* START *

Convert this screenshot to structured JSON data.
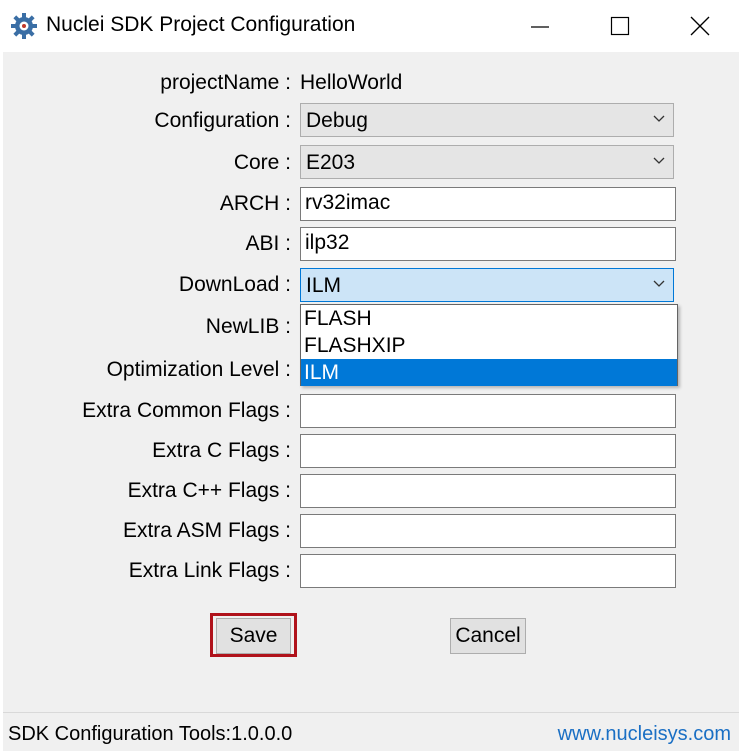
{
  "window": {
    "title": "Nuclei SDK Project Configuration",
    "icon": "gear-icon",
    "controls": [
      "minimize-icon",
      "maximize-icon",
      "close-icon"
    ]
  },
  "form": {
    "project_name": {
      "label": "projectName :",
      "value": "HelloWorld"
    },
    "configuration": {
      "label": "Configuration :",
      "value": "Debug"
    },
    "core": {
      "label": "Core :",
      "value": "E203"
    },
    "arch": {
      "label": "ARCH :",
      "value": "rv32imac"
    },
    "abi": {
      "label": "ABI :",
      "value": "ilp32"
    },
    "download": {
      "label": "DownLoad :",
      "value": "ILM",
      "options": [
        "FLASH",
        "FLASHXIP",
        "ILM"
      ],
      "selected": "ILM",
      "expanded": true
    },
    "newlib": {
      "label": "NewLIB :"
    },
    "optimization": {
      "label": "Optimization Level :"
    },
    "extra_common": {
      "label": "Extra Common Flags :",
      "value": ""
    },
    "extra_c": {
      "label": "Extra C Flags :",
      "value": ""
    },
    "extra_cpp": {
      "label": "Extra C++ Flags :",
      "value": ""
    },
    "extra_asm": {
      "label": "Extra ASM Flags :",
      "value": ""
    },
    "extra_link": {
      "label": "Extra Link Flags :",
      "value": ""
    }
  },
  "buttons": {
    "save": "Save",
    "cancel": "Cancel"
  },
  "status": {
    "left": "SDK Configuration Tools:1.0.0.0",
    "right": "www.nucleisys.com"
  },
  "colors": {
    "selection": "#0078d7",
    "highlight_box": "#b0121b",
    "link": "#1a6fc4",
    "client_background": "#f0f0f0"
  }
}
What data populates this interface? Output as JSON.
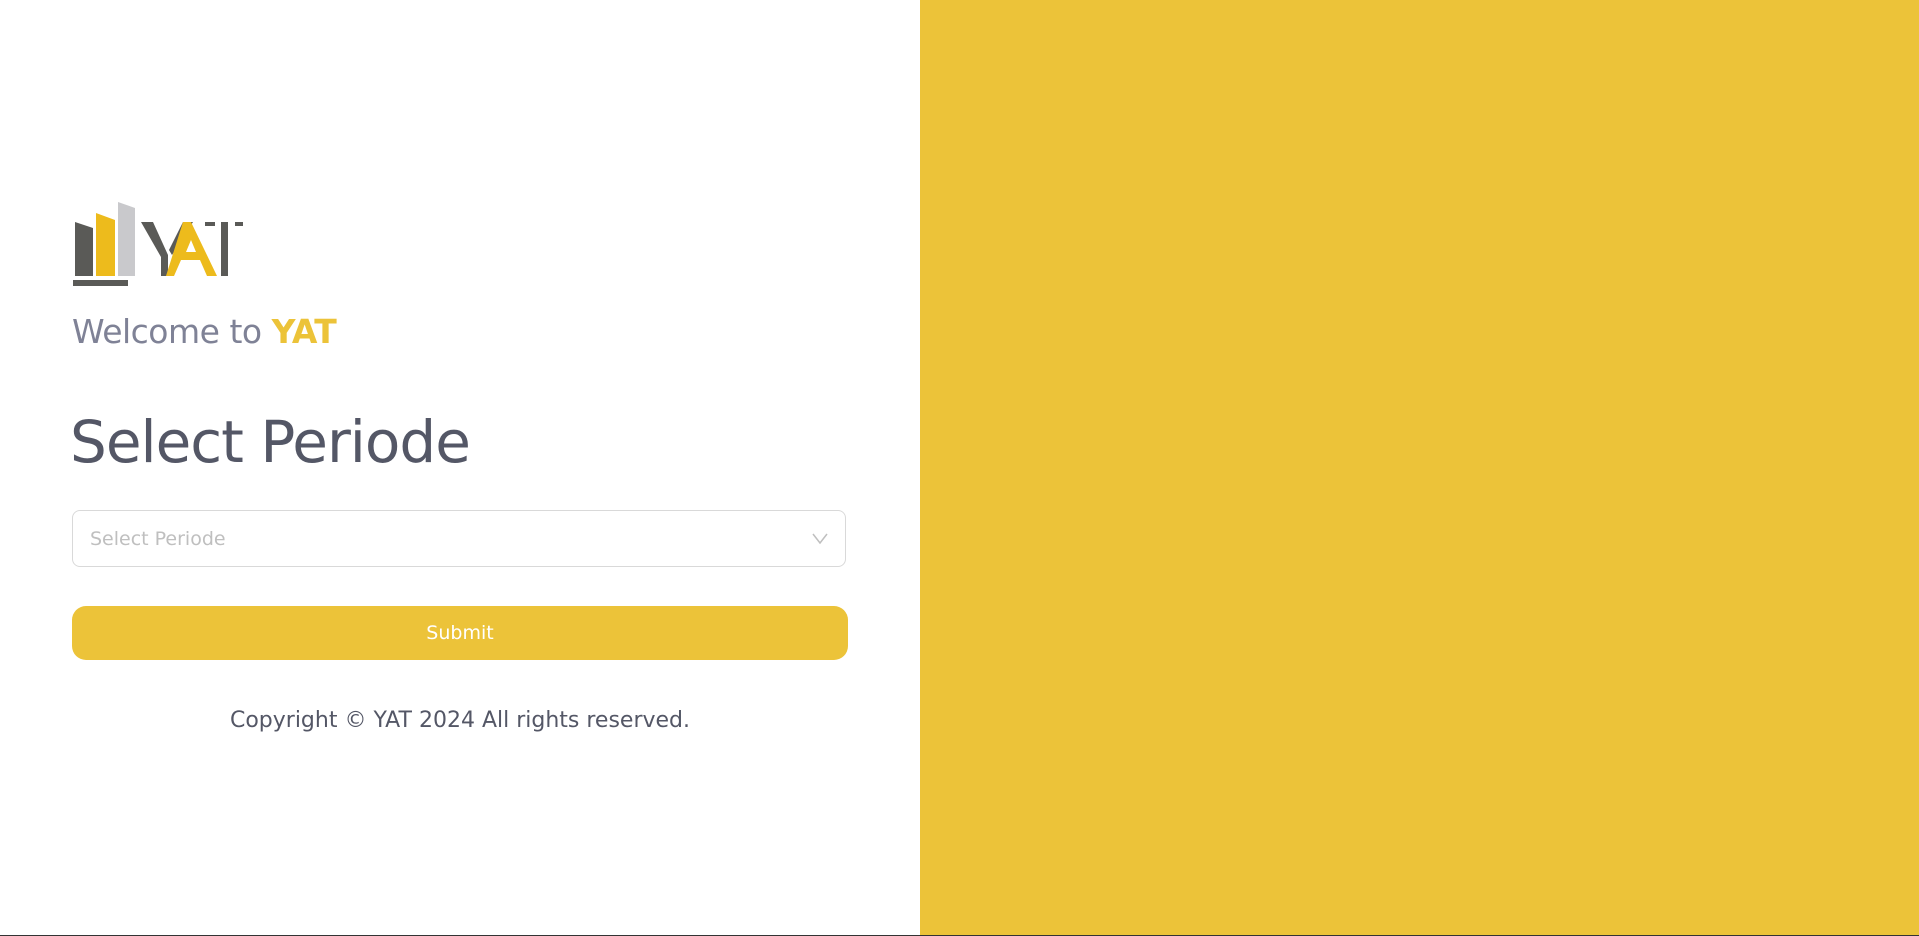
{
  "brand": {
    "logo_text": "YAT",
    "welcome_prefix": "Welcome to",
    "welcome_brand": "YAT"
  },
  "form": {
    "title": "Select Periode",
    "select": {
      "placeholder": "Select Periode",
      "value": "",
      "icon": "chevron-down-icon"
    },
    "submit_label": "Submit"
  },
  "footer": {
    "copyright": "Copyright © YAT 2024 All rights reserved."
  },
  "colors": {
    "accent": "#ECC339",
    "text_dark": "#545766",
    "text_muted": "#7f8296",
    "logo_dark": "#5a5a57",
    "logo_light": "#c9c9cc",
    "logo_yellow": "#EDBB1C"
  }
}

* END *
* START *

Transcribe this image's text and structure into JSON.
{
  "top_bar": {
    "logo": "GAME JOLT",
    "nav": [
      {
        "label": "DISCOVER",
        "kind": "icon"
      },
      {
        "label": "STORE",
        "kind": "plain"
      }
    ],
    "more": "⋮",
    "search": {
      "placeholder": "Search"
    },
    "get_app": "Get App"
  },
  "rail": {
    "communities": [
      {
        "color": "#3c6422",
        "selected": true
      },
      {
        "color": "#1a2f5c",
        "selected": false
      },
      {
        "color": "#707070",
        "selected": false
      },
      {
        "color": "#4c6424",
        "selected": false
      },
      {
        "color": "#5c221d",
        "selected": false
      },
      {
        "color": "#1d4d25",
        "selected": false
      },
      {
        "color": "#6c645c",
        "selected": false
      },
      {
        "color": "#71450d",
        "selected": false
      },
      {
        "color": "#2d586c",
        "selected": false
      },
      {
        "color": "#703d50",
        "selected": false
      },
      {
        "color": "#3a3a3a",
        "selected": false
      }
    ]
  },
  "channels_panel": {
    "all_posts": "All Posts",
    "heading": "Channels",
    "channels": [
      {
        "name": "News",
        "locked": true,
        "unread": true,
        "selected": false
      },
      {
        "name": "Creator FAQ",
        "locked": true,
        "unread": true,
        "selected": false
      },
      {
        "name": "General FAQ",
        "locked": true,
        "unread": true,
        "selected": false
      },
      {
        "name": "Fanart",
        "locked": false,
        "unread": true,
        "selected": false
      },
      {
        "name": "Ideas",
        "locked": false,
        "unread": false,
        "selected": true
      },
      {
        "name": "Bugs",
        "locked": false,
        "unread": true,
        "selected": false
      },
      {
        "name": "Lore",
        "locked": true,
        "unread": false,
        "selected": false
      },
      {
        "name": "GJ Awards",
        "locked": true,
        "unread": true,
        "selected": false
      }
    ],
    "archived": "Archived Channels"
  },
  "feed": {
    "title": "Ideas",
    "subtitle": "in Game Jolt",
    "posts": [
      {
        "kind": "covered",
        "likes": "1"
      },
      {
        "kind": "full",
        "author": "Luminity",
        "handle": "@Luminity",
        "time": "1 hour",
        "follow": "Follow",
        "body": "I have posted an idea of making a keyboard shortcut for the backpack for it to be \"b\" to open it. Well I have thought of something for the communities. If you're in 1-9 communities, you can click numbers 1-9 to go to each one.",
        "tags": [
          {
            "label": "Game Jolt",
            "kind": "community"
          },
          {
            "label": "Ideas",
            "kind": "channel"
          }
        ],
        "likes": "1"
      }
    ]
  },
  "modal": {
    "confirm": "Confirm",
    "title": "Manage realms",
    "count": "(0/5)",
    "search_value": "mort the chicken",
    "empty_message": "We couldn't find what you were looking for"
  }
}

* END *

Identify every line above that includes the word "kind", and show those lines.

▶ **Result below**
        "kind": "icon"
        "kind": "plain"
        "kind": "covered",
        "kind": "full",
            "kind": "community"
            "kind": "channel"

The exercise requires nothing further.